Dataset entries »
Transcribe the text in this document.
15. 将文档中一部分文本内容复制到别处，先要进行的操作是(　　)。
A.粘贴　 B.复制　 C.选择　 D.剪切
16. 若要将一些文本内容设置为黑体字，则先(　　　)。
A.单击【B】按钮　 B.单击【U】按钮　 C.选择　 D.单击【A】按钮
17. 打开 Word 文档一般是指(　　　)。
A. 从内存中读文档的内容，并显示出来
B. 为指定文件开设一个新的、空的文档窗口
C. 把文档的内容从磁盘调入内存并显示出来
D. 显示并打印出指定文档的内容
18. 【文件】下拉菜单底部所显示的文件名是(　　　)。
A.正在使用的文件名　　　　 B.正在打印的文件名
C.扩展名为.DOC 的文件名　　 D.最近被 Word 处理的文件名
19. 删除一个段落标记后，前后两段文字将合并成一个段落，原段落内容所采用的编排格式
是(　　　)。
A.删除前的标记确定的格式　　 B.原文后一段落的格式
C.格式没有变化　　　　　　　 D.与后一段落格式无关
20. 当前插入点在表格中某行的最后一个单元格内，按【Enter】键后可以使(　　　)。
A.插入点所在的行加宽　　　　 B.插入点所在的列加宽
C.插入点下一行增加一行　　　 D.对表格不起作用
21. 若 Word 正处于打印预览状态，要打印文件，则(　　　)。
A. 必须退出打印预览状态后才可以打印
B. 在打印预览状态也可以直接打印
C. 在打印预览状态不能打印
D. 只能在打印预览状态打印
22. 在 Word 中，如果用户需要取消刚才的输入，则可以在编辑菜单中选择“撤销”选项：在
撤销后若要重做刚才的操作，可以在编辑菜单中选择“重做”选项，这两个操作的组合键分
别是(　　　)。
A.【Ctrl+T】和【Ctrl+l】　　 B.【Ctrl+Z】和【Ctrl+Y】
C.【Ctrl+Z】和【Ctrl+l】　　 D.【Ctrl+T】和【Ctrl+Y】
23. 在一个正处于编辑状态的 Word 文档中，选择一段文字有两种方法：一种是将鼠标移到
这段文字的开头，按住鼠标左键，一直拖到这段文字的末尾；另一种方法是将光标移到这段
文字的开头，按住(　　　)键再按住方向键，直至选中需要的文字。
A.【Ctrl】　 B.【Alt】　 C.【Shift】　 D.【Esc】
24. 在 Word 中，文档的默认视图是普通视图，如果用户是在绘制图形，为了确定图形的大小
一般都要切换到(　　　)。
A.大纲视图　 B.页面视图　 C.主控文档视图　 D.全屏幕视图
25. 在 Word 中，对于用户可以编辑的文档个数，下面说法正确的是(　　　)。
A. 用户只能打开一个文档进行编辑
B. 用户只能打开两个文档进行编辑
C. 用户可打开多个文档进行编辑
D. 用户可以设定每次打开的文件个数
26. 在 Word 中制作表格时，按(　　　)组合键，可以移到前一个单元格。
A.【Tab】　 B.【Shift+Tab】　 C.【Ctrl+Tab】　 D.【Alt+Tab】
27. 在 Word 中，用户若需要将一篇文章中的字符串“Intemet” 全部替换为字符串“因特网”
* * *
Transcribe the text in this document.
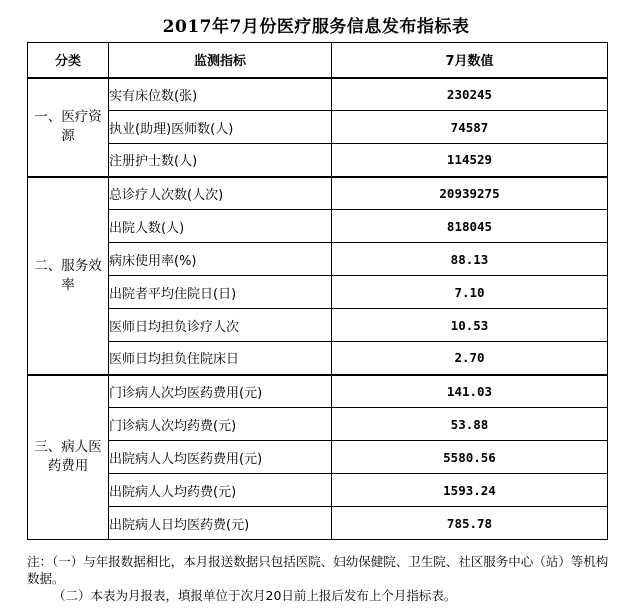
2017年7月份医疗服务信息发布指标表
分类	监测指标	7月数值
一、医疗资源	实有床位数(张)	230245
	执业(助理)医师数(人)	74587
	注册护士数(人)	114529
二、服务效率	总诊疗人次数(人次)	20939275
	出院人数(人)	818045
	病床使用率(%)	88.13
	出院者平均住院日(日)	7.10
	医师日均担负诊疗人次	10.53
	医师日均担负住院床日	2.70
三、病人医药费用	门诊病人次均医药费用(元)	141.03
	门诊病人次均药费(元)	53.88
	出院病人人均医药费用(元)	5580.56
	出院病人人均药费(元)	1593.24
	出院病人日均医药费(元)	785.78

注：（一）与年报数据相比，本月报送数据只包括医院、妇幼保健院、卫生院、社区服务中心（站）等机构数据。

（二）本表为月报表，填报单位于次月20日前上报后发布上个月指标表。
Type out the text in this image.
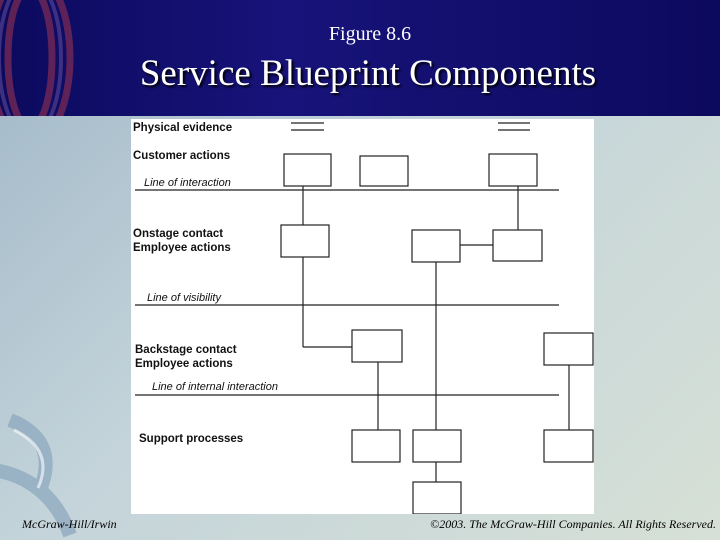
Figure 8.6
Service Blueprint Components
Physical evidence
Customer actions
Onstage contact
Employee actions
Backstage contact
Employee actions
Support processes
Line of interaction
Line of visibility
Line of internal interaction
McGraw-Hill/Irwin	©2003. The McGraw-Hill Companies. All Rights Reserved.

Stated problem » Look through the entries above for the word "Ctrl". Copy every line where it shows up.

Answer in full »
A.【Ctrl+T】和【Ctrl+l】　　 B.【Ctrl+Z】和【Ctrl+Y】
C.【Ctrl+Z】和【Ctrl+l】　　 D.【Ctrl+T】和【Ctrl+Y】
A.【Ctrl】　 B.【Alt】　 C.【Shift】　 D.【Esc】
A.【Tab】　 B.【Shift+Tab】　 C.【Ctrl+Tab】　 D.【Alt+Tab】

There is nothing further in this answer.